> **Stated task**
Where the data below has the string "name", return the whole line.

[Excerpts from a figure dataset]
▬▬▬▬▬▬▬▬▬▬

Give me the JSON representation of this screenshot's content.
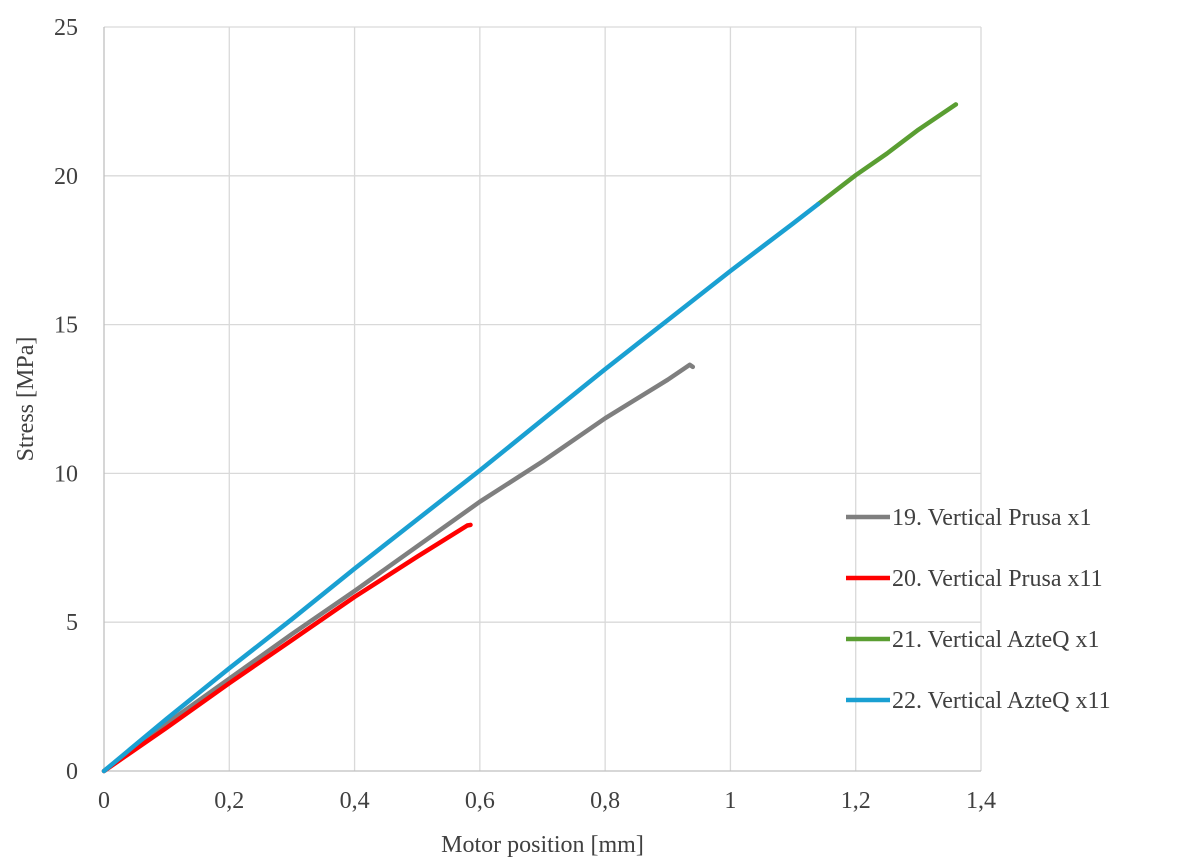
{
  "chart_data": {
    "type": "line",
    "title": "",
    "xlabel": "Motor position [mm]",
    "ylabel": "Stress [MPa]",
    "xlim": [
      0,
      1.4
    ],
    "ylim": [
      0,
      25
    ],
    "x_ticks": [
      "0",
      "0,2",
      "0,4",
      "0,6",
      "0,8",
      "1",
      "1,2",
      "1,4"
    ],
    "y_ticks": [
      "0",
      "5",
      "10",
      "15",
      "20",
      "25"
    ],
    "grid": "vertical and horizontal major gridlines",
    "legend_position": "right",
    "series": [
      {
        "name": "19. Vertical Prusa x1",
        "color": "#7f7f7f",
        "points": [
          [
            0,
            0
          ],
          [
            0.1,
            1.6
          ],
          [
            0.2,
            3.1
          ],
          [
            0.3,
            4.6
          ],
          [
            0.4,
            6.05
          ],
          [
            0.5,
            7.55
          ],
          [
            0.6,
            9.05
          ],
          [
            0.7,
            10.4
          ],
          [
            0.8,
            11.85
          ],
          [
            0.9,
            13.15
          ],
          [
            0.935,
            13.65
          ],
          [
            0.94,
            13.58
          ]
        ]
      },
      {
        "name": "20. Vertical Prusa x11",
        "color": "#ff0000",
        "points": [
          [
            0,
            0
          ],
          [
            0.1,
            1.45
          ],
          [
            0.2,
            2.95
          ],
          [
            0.3,
            4.4
          ],
          [
            0.4,
            5.85
          ],
          [
            0.5,
            7.2
          ],
          [
            0.58,
            8.25
          ],
          [
            0.585,
            8.27
          ]
        ]
      },
      {
        "name": "21. Vertical AzteQ x1",
        "color": "#5a9e32",
        "points": [
          [
            1.14,
            19.05
          ],
          [
            1.2,
            20.02
          ],
          [
            1.25,
            20.75
          ],
          [
            1.3,
            21.55
          ],
          [
            1.36,
            22.4
          ]
        ]
      },
      {
        "name": "22. Vertical AzteQ x11",
        "color": "#1aa0d2",
        "points": [
          [
            0,
            0
          ],
          [
            0.1,
            1.75
          ],
          [
            0.2,
            3.45
          ],
          [
            0.3,
            5.1
          ],
          [
            0.4,
            6.8
          ],
          [
            0.5,
            8.45
          ],
          [
            0.6,
            10.1
          ],
          [
            0.7,
            11.8
          ],
          [
            0.8,
            13.5
          ],
          [
            0.9,
            15.15
          ],
          [
            1.0,
            16.8
          ],
          [
            1.1,
            18.4
          ],
          [
            1.14,
            19.05
          ]
        ]
      }
    ]
  }
}
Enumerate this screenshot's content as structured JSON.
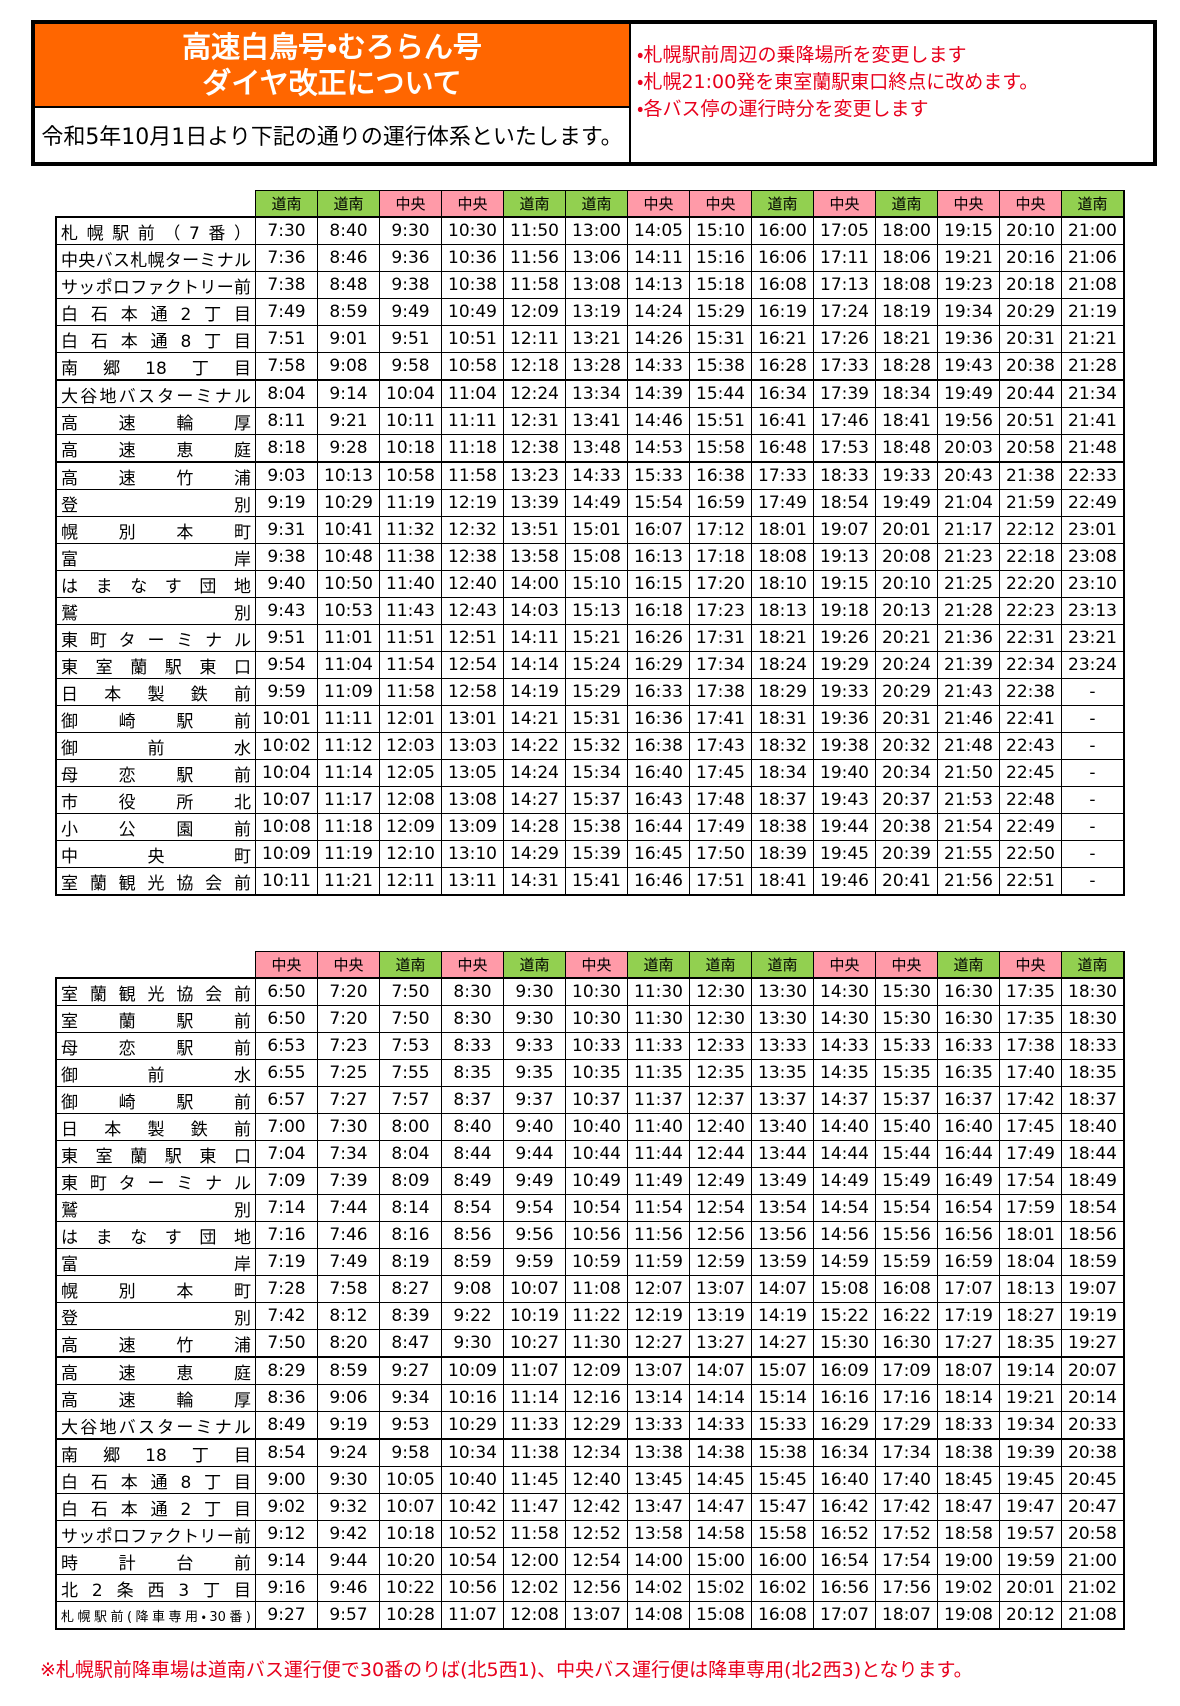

▬▬▬▬▬▬▬▬▬▬

> **Output of the exercise**
        "name": "19. Vertical Prusa x1",
        "name": "20. Vertical Prusa x11",
        "name": "21. Vertical AzteQ x1",
        "name": "22. Vertical AzteQ x11",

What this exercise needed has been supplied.